Within the listing below, locate all lines containing the word "expense". Copy each one.

(Some records)
——————

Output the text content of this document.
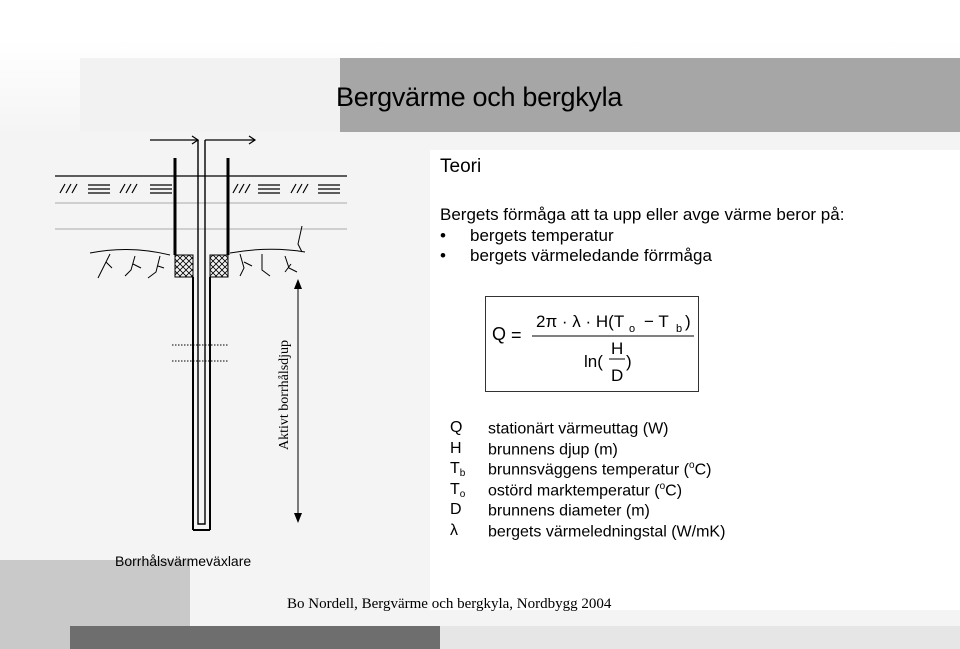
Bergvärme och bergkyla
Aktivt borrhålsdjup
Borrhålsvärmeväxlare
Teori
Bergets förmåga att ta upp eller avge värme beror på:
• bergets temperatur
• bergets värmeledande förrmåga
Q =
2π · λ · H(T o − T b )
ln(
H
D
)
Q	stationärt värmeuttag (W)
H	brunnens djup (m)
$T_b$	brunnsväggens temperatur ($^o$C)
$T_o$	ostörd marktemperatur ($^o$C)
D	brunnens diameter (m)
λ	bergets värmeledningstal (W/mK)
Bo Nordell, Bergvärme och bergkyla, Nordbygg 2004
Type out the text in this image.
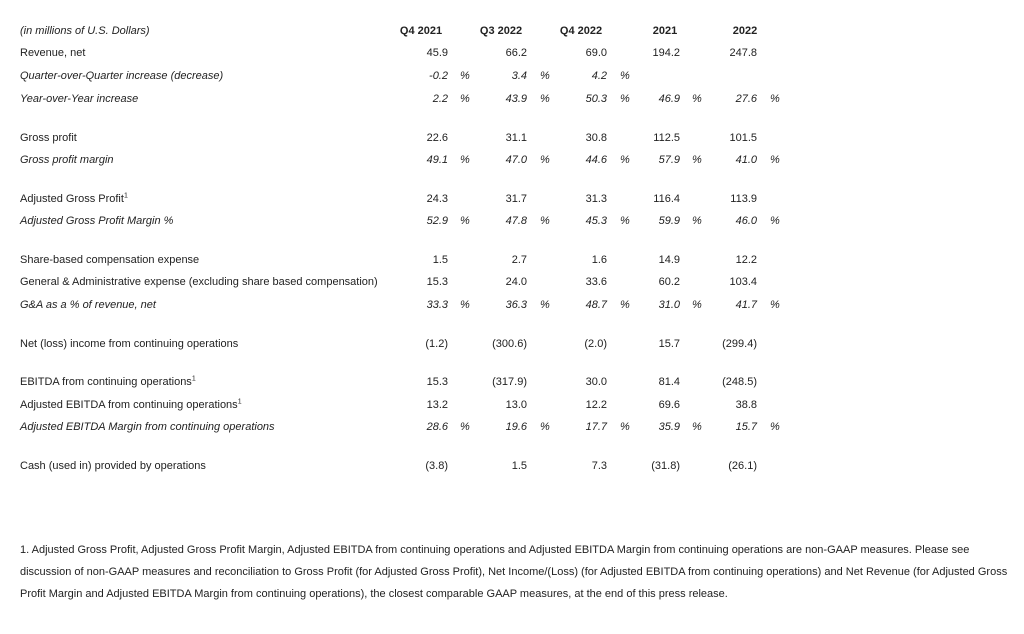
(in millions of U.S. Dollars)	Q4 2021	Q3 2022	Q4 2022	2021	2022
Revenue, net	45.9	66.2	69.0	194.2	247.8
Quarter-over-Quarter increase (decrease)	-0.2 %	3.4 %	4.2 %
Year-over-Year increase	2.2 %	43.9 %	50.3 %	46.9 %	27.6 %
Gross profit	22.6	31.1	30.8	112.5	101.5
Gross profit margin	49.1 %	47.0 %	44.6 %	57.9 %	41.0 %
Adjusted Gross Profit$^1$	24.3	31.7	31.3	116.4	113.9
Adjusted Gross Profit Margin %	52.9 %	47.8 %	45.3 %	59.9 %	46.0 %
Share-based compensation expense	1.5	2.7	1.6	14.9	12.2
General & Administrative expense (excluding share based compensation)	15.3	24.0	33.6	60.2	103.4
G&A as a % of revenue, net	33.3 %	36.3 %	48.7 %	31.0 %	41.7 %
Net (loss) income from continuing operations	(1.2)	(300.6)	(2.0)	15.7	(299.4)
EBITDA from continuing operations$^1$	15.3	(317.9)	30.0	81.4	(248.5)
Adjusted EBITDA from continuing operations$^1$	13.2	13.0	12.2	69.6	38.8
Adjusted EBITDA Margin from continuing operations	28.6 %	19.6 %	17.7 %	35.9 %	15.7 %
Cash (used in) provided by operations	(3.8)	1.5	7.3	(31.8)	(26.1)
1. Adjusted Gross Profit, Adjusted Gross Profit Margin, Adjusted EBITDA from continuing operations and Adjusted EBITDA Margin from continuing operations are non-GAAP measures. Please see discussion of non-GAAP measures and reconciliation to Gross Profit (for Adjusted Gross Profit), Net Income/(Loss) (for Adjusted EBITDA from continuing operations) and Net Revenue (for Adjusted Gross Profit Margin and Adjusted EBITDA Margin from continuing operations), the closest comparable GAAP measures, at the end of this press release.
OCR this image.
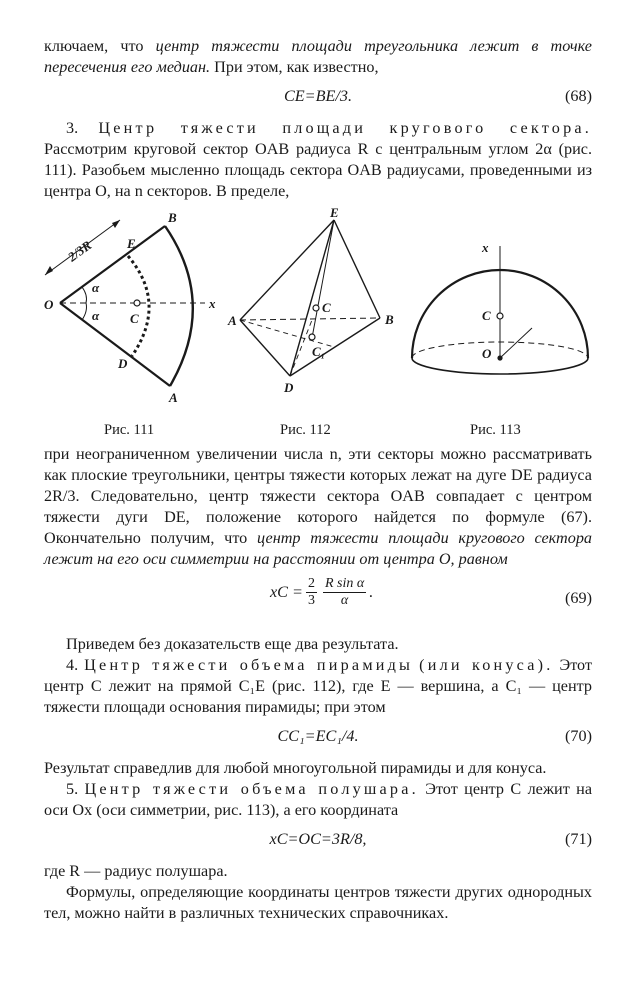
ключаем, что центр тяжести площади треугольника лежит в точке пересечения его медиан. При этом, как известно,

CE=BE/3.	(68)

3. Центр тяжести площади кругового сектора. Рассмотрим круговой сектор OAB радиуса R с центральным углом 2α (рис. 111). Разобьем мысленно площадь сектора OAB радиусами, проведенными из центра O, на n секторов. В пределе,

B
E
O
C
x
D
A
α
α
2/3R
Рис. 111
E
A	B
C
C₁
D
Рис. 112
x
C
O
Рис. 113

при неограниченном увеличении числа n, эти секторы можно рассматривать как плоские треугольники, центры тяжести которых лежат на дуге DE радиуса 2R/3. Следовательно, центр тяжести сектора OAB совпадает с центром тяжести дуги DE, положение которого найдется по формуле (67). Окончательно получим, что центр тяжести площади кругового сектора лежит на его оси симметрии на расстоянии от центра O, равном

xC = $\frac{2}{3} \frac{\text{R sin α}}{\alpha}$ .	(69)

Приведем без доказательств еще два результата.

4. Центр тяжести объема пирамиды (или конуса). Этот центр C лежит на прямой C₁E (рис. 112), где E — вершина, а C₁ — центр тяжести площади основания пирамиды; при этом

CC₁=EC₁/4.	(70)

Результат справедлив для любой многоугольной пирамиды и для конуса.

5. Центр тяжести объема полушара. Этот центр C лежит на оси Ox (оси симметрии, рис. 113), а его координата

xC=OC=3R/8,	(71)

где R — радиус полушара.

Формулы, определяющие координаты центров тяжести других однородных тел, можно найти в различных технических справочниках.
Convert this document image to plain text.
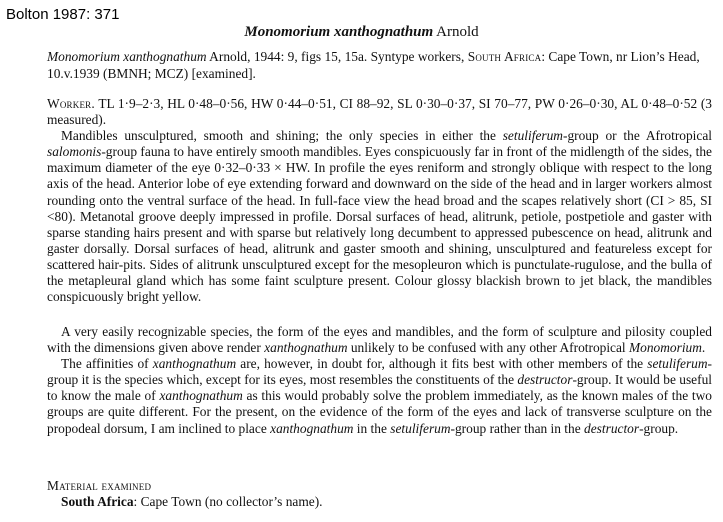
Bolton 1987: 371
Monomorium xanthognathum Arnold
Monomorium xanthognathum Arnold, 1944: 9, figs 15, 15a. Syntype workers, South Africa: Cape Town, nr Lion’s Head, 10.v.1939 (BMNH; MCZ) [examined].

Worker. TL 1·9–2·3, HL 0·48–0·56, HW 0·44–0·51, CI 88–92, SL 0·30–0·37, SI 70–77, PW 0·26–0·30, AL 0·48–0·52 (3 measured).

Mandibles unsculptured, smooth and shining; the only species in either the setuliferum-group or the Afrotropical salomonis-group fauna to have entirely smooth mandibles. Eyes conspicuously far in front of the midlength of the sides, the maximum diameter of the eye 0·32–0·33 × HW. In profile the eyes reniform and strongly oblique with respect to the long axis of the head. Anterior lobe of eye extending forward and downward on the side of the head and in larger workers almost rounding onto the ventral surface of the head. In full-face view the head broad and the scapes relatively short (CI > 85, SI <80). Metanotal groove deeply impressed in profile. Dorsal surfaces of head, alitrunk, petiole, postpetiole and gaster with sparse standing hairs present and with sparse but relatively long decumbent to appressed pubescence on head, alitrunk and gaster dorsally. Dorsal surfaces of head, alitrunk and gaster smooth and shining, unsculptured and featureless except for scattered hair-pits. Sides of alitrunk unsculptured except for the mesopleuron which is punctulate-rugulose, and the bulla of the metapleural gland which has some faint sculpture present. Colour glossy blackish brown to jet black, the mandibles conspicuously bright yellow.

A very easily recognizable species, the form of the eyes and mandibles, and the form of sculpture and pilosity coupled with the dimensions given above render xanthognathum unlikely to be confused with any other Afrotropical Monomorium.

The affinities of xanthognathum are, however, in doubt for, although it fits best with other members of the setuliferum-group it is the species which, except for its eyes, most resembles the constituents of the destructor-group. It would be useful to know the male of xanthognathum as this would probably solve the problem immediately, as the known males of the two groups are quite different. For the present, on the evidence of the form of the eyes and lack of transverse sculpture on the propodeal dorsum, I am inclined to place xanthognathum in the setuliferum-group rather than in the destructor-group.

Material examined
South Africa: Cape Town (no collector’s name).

——————

*OUTPUT OF THE EXERCISE*:
Share-based compensation expense	1.5	2.7	1.6	14.9	12.2
General & Administrative expense (excluding share based compensation)	15.3	24.0	33.6	60.2	103.4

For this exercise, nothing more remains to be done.